-- Start of RECORD EXTRACTS --
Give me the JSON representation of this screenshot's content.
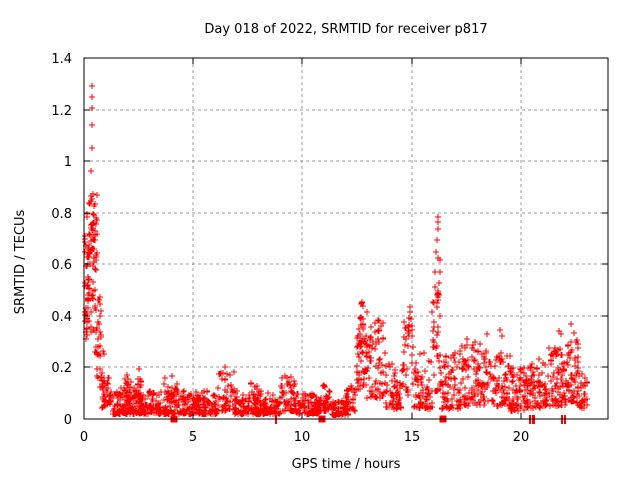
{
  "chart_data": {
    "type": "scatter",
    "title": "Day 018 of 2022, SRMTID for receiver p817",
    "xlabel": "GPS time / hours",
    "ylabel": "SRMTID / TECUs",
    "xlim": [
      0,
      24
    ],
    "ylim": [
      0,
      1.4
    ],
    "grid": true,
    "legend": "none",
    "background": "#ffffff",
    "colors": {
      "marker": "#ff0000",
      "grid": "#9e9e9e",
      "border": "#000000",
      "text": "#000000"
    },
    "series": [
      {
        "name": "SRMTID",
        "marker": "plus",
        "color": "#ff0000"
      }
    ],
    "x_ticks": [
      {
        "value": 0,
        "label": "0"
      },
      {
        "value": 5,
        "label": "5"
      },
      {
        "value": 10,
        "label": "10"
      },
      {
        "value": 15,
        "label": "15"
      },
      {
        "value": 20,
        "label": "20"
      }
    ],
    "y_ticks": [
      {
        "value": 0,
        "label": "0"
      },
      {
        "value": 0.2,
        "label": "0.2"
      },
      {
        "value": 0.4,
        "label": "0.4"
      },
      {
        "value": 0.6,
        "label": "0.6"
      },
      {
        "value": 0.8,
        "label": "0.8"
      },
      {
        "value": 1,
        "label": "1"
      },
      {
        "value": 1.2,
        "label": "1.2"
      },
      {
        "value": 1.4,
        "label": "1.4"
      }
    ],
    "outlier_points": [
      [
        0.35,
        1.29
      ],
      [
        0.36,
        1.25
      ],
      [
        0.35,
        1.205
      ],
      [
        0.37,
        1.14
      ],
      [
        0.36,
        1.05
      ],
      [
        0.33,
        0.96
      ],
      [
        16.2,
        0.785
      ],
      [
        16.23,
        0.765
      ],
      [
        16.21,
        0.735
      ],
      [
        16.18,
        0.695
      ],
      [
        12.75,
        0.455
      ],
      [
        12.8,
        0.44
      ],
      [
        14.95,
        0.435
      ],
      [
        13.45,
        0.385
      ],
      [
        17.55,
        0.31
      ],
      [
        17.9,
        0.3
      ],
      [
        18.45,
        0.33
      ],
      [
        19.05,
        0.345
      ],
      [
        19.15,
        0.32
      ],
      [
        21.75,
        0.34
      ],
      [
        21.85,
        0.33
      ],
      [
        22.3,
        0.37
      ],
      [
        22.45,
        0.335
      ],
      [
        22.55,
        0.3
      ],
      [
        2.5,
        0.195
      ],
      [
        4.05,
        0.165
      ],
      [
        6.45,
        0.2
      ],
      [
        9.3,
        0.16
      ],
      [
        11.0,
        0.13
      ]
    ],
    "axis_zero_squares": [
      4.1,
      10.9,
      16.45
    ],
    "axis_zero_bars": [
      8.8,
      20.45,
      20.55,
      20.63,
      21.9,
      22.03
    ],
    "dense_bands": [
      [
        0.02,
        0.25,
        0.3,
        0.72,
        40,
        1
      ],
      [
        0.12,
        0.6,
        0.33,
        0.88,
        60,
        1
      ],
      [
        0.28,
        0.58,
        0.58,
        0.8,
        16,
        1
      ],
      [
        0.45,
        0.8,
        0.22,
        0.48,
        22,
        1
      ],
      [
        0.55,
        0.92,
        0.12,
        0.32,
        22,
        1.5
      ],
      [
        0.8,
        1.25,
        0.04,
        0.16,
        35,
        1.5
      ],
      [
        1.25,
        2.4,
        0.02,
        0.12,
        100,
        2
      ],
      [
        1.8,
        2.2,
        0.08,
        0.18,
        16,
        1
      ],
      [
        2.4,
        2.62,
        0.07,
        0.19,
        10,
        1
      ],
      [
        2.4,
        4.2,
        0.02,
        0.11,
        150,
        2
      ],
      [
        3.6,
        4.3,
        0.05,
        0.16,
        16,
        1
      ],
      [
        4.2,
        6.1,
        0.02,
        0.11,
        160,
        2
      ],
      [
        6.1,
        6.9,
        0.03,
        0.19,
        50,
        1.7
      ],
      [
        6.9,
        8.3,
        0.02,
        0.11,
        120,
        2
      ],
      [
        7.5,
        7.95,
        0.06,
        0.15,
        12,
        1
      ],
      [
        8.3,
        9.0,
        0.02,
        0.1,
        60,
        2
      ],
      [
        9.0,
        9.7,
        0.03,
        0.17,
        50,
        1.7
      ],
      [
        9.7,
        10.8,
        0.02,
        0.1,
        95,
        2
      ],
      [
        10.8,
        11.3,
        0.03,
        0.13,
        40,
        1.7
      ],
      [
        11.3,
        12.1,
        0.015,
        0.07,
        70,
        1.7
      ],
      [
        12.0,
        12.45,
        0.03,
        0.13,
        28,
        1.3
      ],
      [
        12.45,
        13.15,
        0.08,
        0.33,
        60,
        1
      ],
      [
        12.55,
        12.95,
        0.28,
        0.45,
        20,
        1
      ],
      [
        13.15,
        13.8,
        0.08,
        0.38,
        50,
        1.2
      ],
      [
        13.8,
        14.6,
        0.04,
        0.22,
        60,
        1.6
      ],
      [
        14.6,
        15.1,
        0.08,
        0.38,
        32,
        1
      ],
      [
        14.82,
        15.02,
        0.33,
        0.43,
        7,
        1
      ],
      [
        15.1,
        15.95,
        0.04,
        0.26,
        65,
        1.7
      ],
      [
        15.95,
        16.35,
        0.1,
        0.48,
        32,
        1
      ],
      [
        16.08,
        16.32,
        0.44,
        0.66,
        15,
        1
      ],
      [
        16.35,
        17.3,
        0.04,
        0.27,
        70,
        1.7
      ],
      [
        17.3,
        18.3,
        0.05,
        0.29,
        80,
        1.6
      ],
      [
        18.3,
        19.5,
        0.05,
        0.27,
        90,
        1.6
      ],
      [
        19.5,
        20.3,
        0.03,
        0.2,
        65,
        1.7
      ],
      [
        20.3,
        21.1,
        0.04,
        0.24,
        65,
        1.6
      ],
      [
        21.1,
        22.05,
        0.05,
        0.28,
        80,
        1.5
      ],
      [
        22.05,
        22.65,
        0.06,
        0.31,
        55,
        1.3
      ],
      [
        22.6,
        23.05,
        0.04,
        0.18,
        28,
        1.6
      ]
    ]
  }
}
-- End of RECORD EXTRACTS --
### EXERCISE
Without the pictures, return the entries exactly as they appear.

### WRITTEN SOLUTION
Give me the JSON representation of this screenshot's content.
{
  "chart_data": {
    "type": "scatter",
    "title": "Day 018 of 2022, SRMTID for receiver p817",
    "xlabel": "GPS time / hours",
    "ylabel": "SRMTID / TECUs",
    "xlim": [
      0,
      24
    ],
    "ylim": [
      0,
      1.4
    ],
    "grid": true,
    "legend": "none",
    "background": "#ffffff",
    "colors": {
      "marker": "#ff0000",
      "grid": "#9e9e9e",
      "border": "#000000",
      "text": "#000000"
    },
    "series": [
      {
        "name": "SRMTID",
        "marker": "plus",
        "color": "#ff0000"
      }
    ],
    "x_ticks": [
      {
        "value": 0,
        "label": "0"
      },
      {
        "value": 5,
        "label": "5"
      },
      {
        "value": 10,
        "label": "10"
      },
      {
        "value": 15,
        "label": "15"
      },
      {
        "value": 20,
        "label": "20"
      }
    ],
    "y_ticks": [
      {
        "value": 0,
        "label": "0"
      },
      {
        "value": 0.2,
        "label": "0.2"
      },
      {
        "value": 0.4,
        "label": "0.4"
      },
      {
        "value": 0.6,
        "label": "0.6"
      },
      {
        "value": 0.8,
        "label": "0.8"
      },
      {
        "value": 1,
        "label": "1"
      },
      {
        "value": 1.2,
        "label": "1.2"
      },
      {
        "value": 1.4,
        "label": "1.4"
      }
    ],
    "outlier_points": [
      [
        0.35,
        1.29
      ],
      [
        0.36,
        1.25
      ],
      [
        0.35,
        1.205
      ],
      [
        0.37,
        1.14
      ],
      [
        0.36,
        1.05
      ],
      [
        0.33,
        0.96
      ],
      [
        16.2,
        0.785
      ],
      [
        16.23,
        0.765
      ],
      [
        16.21,
        0.735
      ],
      [
        16.18,
        0.695
      ],
      [
        12.75,
        0.455
      ],
      [
        12.8,
        0.44
      ],
      [
        14.95,
        0.435
      ],
      [
        13.45,
        0.385
      ],
      [
        17.55,
        0.31
      ],
      [
        17.9,
        0.3
      ],
      [
        18.45,
        0.33
      ],
      [
        19.05,
        0.345
      ],
      [
        19.15,
        0.32
      ],
      [
        21.75,
        0.34
      ],
      [
        21.85,
        0.33
      ],
      [
        22.3,
        0.37
      ],
      [
        22.45,
        0.335
      ],
      [
        22.55,
        0.3
      ],
      [
        2.5,
        0.195
      ],
      [
        4.05,
        0.165
      ],
      [
        6.45,
        0.2
      ],
      [
        9.3,
        0.16
      ],
      [
        11.0,
        0.13
      ]
    ],
    "axis_zero_squares": [
      4.1,
      10.9,
      16.45
    ],
    "axis_zero_bars": [
      8.8,
      20.45,
      20.55,
      20.63,
      21.9,
      22.03
    ],
    "dense_bands": [
      [
        0.02,
        0.25,
        0.3,
        0.72,
        40,
        1
      ],
      [
        0.12,
        0.6,
        0.33,
        0.88,
        60,
        1
      ],
      [
        0.28,
        0.58,
        0.58,
        0.8,
        16,
        1
      ],
      [
        0.45,
        0.8,
        0.22,
        0.48,
        22,
        1
      ],
      [
        0.55,
        0.92,
        0.12,
        0.32,
        22,
        1.5
      ],
      [
        0.8,
        1.25,
        0.04,
        0.16,
        35,
        1.5
      ],
      [
        1.25,
        2.4,
        0.02,
        0.12,
        100,
        2
      ],
      [
        1.8,
        2.2,
        0.08,
        0.18,
        16,
        1
      ],
      [
        2.4,
        2.62,
        0.07,
        0.19,
        10,
        1
      ],
      [
        2.4,
        4.2,
        0.02,
        0.11,
        150,
        2
      ],
      [
        3.6,
        4.3,
        0.05,
        0.16,
        16,
        1
      ],
      [
        4.2,
        6.1,
        0.02,
        0.11,
        160,
        2
      ],
      [
        6.1,
        6.9,
        0.03,
        0.19,
        50,
        1.7
      ],
      [
        6.9,
        8.3,
        0.02,
        0.11,
        120,
        2
      ],
      [
        7.5,
        7.95,
        0.06,
        0.15,
        12,
        1
      ],
      [
        8.3,
        9.0,
        0.02,
        0.1,
        60,
        2
      ],
      [
        9.0,
        9.7,
        0.03,
        0.17,
        50,
        1.7
      ],
      [
        9.7,
        10.8,
        0.02,
        0.1,
        95,
        2
      ],
      [
        10.8,
        11.3,
        0.03,
        0.13,
        40,
        1.7
      ],
      [
        11.3,
        12.1,
        0.015,
        0.07,
        70,
        1.7
      ],
      [
        12.0,
        12.45,
        0.03,
        0.13,
        28,
        1.3
      ],
      [
        12.45,
        13.15,
        0.08,
        0.33,
        60,
        1
      ],
      [
        12.55,
        12.95,
        0.28,
        0.45,
        20,
        1
      ],
      [
        13.15,
        13.8,
        0.08,
        0.38,
        50,
        1.2
      ],
      [
        13.8,
        14.6,
        0.04,
        0.22,
        60,
        1.6
      ],
      [
        14.6,
        15.1,
        0.08,
        0.38,
        32,
        1
      ],
      [
        14.82,
        15.02,
        0.33,
        0.43,
        7,
        1
      ],
      [
        15.1,
        15.95,
        0.04,
        0.26,
        65,
        1.7
      ],
      [
        15.95,
        16.35,
        0.1,
        0.48,
        32,
        1
      ],
      [
        16.08,
        16.32,
        0.44,
        0.66,
        15,
        1
      ],
      [
        16.35,
        17.3,
        0.04,
        0.27,
        70,
        1.7
      ],
      [
        17.3,
        18.3,
        0.05,
        0.29,
        80,
        1.6
      ],
      [
        18.3,
        19.5,
        0.05,
        0.27,
        90,
        1.6
      ],
      [
        19.5,
        20.3,
        0.03,
        0.2,
        65,
        1.7
      ],
      [
        20.3,
        21.1,
        0.04,
        0.24,
        65,
        1.6
      ],
      [
        21.1,
        22.05,
        0.05,
        0.28,
        80,
        1.5
      ],
      [
        22.05,
        22.65,
        0.06,
        0.31,
        55,
        1.3
      ],
      [
        22.6,
        23.05,
        0.04,
        0.18,
        28,
        1.6
      ]
    ]
  }
}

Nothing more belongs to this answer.